[Job] Find and return each line containing "勾股大数据".

┄┄┄┄┄┄┄┄┄┄┄┄┄┄┄┄┄┄┄┄

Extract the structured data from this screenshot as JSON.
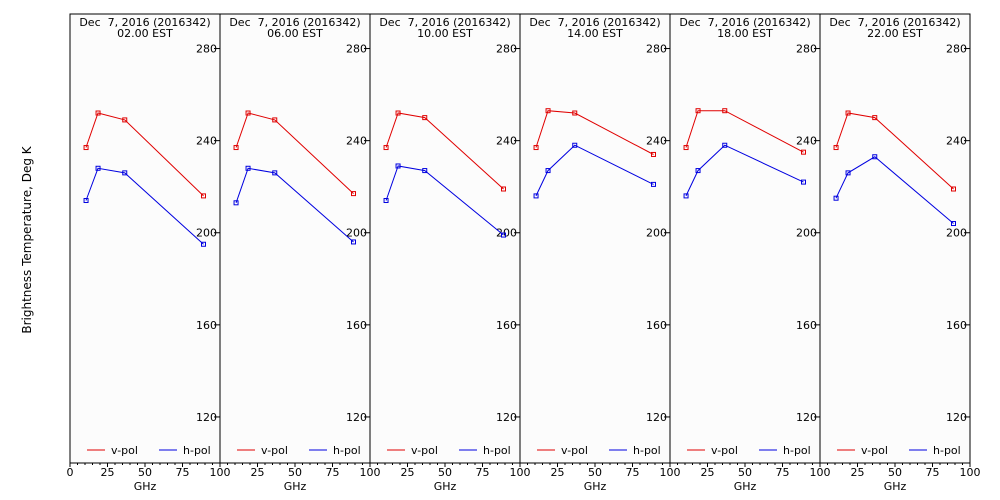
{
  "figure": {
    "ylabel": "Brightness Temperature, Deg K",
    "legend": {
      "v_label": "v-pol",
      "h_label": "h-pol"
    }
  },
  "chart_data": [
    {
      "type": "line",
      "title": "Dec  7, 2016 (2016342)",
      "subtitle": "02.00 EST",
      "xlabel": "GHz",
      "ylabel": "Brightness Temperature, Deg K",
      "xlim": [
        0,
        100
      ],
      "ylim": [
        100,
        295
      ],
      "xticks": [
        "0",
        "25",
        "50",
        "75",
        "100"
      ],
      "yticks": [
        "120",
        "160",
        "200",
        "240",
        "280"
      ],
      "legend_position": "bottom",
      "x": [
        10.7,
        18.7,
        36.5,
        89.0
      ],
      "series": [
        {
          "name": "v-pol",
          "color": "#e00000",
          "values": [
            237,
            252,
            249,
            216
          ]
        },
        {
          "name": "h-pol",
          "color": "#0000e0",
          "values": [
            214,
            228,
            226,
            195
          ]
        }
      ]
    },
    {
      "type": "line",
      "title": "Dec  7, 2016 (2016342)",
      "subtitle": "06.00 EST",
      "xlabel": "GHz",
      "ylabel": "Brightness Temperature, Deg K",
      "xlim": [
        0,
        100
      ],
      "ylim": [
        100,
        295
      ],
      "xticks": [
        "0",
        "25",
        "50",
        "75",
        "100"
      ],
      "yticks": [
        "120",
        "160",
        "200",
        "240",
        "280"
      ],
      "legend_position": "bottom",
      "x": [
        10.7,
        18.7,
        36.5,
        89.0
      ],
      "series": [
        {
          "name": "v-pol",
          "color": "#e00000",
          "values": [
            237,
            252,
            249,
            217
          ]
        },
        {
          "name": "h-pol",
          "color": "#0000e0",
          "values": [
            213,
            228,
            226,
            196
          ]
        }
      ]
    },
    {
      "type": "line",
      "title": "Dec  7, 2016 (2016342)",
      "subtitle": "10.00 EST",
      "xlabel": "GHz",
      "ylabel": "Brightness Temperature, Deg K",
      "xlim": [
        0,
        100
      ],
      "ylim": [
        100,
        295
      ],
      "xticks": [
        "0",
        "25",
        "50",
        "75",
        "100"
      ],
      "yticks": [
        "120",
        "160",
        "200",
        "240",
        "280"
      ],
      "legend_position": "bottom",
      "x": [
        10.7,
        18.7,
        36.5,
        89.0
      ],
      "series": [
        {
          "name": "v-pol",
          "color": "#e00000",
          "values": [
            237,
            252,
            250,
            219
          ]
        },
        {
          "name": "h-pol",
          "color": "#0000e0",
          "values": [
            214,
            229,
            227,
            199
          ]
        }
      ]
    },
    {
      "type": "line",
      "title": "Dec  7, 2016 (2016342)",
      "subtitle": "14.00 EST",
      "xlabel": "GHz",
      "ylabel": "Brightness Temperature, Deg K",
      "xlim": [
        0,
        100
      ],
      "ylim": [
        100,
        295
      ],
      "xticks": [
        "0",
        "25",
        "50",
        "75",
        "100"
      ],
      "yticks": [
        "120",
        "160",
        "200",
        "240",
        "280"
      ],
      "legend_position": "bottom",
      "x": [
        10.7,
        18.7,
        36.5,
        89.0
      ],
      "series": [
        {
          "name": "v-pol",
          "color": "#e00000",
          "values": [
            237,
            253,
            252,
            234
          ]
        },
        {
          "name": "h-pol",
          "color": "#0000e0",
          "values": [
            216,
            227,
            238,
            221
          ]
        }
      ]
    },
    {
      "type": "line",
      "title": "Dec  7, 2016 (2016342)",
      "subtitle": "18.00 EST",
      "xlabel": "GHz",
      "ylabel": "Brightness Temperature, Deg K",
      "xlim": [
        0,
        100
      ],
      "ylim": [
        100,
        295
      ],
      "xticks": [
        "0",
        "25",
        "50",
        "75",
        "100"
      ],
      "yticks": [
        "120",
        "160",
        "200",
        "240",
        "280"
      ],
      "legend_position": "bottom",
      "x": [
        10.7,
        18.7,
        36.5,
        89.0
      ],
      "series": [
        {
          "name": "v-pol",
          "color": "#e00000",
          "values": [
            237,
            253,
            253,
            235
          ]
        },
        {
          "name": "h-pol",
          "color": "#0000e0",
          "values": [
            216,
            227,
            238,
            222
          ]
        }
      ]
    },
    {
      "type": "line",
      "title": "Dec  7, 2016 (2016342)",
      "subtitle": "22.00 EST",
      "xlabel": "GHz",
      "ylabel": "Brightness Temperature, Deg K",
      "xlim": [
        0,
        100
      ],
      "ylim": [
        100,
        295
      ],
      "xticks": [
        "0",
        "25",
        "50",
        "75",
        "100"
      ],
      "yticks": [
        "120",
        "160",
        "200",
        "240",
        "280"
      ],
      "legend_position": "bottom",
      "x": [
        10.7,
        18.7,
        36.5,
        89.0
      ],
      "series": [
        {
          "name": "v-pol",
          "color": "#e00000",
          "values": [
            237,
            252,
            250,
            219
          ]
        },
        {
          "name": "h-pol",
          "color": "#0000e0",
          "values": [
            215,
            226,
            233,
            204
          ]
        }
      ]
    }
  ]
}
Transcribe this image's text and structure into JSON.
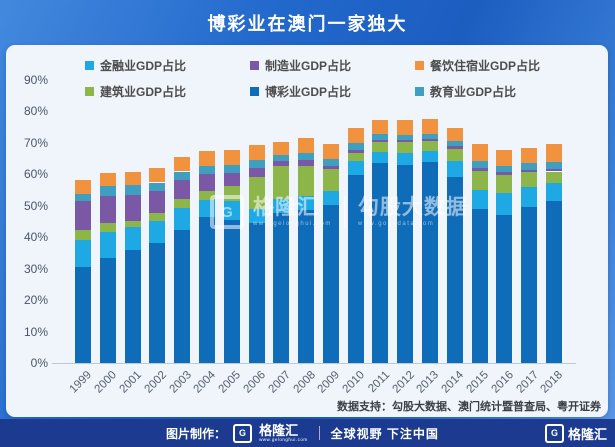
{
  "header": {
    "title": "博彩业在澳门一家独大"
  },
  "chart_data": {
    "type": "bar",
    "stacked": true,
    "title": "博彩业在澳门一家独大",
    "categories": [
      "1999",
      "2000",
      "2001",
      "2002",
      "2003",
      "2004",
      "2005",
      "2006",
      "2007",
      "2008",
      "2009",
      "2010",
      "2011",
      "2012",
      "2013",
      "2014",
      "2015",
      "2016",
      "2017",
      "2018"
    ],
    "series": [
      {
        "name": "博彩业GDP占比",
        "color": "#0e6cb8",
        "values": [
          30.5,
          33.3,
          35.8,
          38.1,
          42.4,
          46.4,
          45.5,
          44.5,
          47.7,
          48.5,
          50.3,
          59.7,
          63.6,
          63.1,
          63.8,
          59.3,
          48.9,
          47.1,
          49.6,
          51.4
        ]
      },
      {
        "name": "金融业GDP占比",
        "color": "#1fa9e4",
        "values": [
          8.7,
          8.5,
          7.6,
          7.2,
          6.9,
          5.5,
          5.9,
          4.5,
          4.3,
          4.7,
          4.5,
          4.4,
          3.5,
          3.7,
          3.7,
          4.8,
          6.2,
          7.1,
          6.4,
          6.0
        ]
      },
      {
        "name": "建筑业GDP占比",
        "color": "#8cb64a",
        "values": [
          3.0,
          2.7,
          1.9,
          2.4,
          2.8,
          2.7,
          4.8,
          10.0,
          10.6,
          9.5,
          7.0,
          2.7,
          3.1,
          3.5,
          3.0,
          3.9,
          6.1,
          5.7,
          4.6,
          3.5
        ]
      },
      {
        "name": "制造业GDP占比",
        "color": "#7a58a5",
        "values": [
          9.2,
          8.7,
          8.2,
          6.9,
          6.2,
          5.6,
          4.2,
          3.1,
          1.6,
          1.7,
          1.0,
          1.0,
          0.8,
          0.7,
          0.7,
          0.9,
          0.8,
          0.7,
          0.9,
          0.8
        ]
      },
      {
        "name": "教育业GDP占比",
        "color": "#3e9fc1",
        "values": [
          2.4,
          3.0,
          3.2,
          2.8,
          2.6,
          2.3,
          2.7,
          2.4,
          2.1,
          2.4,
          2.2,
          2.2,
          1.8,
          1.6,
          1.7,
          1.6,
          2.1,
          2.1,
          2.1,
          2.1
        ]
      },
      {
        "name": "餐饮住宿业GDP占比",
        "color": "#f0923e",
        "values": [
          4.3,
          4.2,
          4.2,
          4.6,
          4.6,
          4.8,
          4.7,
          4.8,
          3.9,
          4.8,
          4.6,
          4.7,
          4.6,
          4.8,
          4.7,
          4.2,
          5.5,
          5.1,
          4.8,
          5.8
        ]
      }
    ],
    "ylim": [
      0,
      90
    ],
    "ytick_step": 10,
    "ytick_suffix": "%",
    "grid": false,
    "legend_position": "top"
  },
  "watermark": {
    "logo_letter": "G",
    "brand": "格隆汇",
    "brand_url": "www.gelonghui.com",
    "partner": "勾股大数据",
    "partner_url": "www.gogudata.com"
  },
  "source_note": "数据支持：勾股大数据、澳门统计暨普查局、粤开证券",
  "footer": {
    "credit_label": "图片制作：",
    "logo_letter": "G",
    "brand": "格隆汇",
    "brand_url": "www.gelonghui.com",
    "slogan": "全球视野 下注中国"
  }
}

┄┄┄┄┄┄┄┄┄┄┄┄┄┄┄┄┄┄┄┄

[Result of the exercise]
    "partner": "勾股大数据",
  "source_note": "数据支持：勾股大数据、澳门统计暨普查局、粤开证券",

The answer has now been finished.